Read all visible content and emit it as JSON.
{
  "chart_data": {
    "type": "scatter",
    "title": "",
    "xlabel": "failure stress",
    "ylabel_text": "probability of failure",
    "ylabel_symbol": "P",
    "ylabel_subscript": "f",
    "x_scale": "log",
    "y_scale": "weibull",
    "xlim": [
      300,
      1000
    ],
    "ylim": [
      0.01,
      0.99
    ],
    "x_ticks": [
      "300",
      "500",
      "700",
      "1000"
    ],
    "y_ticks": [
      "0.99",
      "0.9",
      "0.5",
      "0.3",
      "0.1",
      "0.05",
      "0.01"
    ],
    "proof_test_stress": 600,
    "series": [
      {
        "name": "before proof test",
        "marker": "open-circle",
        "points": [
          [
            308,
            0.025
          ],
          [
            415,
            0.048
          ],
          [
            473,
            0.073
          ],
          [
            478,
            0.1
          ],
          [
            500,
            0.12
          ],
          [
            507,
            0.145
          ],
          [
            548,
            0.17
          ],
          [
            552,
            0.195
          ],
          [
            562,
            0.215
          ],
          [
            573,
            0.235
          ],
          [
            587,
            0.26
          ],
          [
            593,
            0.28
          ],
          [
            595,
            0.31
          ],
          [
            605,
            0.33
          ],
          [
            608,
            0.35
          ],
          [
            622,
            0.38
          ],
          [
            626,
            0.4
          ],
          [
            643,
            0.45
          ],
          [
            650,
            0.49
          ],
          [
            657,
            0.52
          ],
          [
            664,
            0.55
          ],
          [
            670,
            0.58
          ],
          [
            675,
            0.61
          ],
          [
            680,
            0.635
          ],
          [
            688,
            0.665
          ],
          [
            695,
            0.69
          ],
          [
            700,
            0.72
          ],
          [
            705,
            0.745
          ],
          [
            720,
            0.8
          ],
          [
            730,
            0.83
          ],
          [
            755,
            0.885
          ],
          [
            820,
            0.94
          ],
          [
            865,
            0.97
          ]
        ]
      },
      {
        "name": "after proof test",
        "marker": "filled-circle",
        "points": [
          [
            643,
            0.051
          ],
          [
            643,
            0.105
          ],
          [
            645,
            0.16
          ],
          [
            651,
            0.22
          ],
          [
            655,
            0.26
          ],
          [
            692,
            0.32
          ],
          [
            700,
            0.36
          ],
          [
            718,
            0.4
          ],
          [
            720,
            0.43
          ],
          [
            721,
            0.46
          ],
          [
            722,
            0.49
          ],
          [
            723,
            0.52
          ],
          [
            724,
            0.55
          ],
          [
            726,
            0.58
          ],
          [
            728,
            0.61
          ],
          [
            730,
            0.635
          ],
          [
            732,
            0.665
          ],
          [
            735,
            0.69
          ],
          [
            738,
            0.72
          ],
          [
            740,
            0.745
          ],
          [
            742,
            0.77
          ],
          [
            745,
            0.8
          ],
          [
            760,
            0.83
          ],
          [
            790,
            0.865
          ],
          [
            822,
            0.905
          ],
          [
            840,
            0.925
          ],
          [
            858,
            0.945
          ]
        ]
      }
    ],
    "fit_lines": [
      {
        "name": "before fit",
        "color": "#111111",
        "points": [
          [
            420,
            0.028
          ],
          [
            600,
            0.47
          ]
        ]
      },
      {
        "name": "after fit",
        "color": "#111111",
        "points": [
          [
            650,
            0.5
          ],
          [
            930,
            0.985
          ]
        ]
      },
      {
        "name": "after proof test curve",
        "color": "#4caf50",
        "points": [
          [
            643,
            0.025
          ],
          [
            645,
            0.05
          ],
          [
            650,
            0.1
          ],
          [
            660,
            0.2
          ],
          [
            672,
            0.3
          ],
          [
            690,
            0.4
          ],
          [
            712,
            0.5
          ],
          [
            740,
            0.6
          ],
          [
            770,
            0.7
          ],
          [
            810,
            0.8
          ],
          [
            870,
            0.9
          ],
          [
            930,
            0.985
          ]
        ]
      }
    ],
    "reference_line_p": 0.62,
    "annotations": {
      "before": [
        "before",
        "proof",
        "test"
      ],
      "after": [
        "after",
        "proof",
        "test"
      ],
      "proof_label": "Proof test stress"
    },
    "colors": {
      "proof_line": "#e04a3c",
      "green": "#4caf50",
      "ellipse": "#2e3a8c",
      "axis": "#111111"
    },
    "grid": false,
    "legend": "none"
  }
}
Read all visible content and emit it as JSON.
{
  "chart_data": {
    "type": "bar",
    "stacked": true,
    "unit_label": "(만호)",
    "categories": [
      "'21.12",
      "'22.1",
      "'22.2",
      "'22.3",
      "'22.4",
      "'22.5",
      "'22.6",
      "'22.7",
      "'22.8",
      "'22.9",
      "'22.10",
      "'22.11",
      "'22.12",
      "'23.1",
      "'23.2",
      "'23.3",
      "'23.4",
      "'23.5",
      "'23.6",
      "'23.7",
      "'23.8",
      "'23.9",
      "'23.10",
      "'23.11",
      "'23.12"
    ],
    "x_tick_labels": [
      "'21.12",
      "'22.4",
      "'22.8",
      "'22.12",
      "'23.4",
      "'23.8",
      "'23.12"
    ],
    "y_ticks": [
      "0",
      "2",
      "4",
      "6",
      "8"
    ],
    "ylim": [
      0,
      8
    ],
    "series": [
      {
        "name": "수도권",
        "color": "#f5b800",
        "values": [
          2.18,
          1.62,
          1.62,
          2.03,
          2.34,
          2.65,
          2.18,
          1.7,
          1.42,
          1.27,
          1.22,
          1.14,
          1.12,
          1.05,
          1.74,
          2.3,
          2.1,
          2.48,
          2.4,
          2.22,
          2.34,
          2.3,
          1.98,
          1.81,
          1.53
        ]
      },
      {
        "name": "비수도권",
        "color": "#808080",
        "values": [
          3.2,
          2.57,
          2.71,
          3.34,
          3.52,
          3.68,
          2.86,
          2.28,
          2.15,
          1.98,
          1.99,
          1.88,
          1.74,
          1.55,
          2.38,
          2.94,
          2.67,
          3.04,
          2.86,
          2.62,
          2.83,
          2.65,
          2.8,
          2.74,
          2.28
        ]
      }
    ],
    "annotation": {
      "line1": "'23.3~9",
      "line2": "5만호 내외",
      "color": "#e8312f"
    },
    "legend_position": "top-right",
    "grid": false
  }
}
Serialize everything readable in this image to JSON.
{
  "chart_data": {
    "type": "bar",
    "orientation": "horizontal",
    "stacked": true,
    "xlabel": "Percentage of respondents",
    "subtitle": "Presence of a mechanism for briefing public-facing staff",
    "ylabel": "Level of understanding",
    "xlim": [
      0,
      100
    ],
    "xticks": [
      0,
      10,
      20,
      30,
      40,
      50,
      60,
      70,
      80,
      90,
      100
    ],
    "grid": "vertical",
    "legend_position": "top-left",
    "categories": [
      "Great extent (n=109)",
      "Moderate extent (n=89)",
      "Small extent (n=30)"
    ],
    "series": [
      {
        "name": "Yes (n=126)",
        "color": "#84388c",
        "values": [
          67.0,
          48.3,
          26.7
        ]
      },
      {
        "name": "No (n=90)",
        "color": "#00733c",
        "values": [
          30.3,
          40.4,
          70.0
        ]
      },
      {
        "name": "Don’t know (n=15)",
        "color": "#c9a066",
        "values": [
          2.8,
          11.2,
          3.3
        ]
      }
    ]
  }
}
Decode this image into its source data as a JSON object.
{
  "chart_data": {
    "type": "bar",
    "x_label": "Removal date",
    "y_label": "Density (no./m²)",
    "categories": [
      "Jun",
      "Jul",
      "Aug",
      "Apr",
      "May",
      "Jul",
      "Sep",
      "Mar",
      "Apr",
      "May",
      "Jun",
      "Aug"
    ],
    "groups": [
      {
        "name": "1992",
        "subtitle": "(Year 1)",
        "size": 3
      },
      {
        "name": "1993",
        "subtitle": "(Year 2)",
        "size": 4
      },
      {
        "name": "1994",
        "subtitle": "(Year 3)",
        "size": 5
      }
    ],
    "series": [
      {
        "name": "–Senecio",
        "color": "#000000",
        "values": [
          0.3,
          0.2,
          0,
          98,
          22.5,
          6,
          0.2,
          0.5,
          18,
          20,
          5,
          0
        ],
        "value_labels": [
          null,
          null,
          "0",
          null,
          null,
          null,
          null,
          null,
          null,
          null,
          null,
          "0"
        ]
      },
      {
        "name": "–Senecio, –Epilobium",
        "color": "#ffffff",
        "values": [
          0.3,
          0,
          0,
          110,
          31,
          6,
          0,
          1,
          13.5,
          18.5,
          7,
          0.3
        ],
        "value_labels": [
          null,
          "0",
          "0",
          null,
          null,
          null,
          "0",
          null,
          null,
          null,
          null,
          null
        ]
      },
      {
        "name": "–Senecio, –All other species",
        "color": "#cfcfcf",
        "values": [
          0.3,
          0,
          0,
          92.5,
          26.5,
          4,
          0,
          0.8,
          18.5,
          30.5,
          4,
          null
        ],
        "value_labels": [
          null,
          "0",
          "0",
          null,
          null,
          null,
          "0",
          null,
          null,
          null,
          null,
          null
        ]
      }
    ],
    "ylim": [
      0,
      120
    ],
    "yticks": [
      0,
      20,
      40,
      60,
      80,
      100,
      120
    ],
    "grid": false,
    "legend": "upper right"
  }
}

* * * * * * * * *

Exercise aim: Collect, from the material above, every line containing the word "failure".

Response for this exercise:
    "xlabel": "failure stress",
    "ylabel_text": "probability of failure",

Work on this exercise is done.